[BEGIN Excerpted records]

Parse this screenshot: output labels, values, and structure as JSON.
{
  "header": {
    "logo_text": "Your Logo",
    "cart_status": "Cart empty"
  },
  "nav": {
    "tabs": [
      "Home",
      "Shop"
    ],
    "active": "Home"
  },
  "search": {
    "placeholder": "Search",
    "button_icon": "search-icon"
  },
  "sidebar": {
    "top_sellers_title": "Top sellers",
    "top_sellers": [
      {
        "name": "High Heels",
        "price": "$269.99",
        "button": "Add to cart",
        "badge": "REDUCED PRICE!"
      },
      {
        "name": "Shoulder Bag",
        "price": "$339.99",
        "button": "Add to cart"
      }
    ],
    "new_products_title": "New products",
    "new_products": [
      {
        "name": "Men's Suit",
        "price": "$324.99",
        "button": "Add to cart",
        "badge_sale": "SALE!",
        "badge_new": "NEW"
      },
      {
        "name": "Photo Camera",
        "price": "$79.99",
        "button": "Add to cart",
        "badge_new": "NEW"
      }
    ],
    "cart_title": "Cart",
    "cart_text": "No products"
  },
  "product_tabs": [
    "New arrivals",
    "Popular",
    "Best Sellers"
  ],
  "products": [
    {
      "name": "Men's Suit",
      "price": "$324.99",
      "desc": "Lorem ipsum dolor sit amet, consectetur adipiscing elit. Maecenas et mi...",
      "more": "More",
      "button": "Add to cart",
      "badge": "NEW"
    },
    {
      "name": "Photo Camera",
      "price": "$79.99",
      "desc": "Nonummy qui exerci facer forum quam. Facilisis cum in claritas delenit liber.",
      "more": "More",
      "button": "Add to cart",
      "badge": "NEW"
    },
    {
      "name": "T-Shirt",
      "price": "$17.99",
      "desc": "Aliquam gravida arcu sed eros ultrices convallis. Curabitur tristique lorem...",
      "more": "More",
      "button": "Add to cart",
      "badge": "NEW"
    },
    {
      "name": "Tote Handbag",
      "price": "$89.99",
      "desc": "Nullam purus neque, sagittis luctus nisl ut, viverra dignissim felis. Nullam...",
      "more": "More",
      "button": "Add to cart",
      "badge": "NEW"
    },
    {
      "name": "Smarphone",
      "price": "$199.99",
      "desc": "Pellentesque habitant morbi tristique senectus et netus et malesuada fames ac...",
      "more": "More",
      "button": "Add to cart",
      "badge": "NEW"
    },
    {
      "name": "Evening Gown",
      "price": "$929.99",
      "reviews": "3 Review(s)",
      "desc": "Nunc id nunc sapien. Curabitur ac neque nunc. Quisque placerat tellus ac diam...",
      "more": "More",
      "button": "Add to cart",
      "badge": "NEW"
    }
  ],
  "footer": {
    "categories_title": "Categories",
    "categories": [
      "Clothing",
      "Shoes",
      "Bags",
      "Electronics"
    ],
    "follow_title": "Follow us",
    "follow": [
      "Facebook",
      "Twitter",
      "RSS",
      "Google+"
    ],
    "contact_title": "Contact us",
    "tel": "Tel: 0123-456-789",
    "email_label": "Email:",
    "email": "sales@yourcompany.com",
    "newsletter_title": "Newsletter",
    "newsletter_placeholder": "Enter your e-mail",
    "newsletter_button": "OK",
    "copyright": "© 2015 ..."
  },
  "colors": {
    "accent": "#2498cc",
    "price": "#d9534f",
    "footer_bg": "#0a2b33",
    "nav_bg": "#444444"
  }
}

[END Excerpted records]

The task: Copy the material above back out, exactly as written.

Written answer:
Parse this screenshot: output labels, values, and structure as JSON.
{
  "header": {
    "logo_text": "Your Logo",
    "cart_status": "Cart empty"
  },
  "nav": {
    "tabs": [
      "Home",
      "Shop"
    ],
    "active": "Home"
  },
  "search": {
    "placeholder": "Search",
    "button_icon": "search-icon"
  },
  "sidebar": {
    "top_sellers_title": "Top sellers",
    "top_sellers": [
      {
        "name": "High Heels",
        "price": "$269.99",
        "button": "Add to cart",
        "badge": "REDUCED PRICE!"
      },
      {
        "name": "Shoulder Bag",
        "price": "$339.99",
        "button": "Add to cart"
      }
    ],
    "new_products_title": "New products",
    "new_products": [
      {
        "name": "Men's Suit",
        "price": "$324.99",
        "button": "Add to cart",
        "badge_sale": "SALE!",
        "badge_new": "NEW"
      },
      {
        "name": "Photo Camera",
        "price": "$79.99",
        "button": "Add to cart",
        "badge_new": "NEW"
      }
    ],
    "cart_title": "Cart",
    "cart_text": "No products"
  },
  "product_tabs": [
    "New arrivals",
    "Popular",
    "Best Sellers"
  ],
  "products": [
    {
      "name": "Men's Suit",
      "price": "$324.99",
      "desc": "Lorem ipsum dolor sit amet, consectetur adipiscing elit. Maecenas et mi...",
      "more": "More",
      "button": "Add to cart",
      "badge": "NEW"
    },
    {
      "name": "Photo Camera",
      "price": "$79.99",
      "desc": "Nonummy qui exerci facer forum quam. Facilisis cum in claritas delenit liber.",
      "more": "More",
      "button": "Add to cart",
      "badge": "NEW"
    },
    {
      "name": "T-Shirt",
      "price": "$17.99",
      "desc": "Aliquam gravida arcu sed eros ultrices convallis. Curabitur tristique lorem...",
      "more": "More",
      "button": "Add to cart",
      "badge": "NEW"
    },
    {
      "name": "Tote Handbag",
      "price": "$89.99",
      "desc": "Nullam purus neque, sagittis luctus nisl ut, viverra dignissim felis. Nullam...",
      "more": "More",
      "button": "Add to cart",
      "badge": "NEW"
    },
    {
      "name": "Smarphone",
      "price": "$199.99",
      "desc": "Pellentesque habitant morbi tristique senectus et netus et malesuada fames ac...",
      "more": "More",
      "button": "Add to cart",
      "badge": "NEW"
    },
    {
      "name": "Evening Gown",
      "price": "$929.99",
      "reviews": "3 Review(s)",
      "desc": "Nunc id nunc sapien. Curabitur ac neque nunc. Quisque placerat tellus ac diam...",
      "more": "More",
      "button": "Add to cart",
      "badge": "NEW"
    }
  ],
  "footer": {
    "categories_title": "Categories",
    "categories": [
      "Clothing",
      "Shoes",
      "Bags",
      "Electronics"
    ],
    "follow_title": "Follow us",
    "follow": [
      "Facebook",
      "Twitter",
      "RSS",
      "Google+"
    ],
    "contact_title": "Contact us",
    "tel": "Tel: 0123-456-789",
    "email_label": "Email:",
    "email": "sales@yourcompany.com",
    "newsletter_title": "Newsletter",
    "newsletter_placeholder": "Enter your e-mail",
    "newsletter_button": "OK",
    "copyright": "© 2015 ..."
  },
  "colors": {
    "accent": "#2498cc",
    "price": "#d9534f",
    "footer_bg": "#0a2b33",
    "nav_bg": "#444444"
  }
}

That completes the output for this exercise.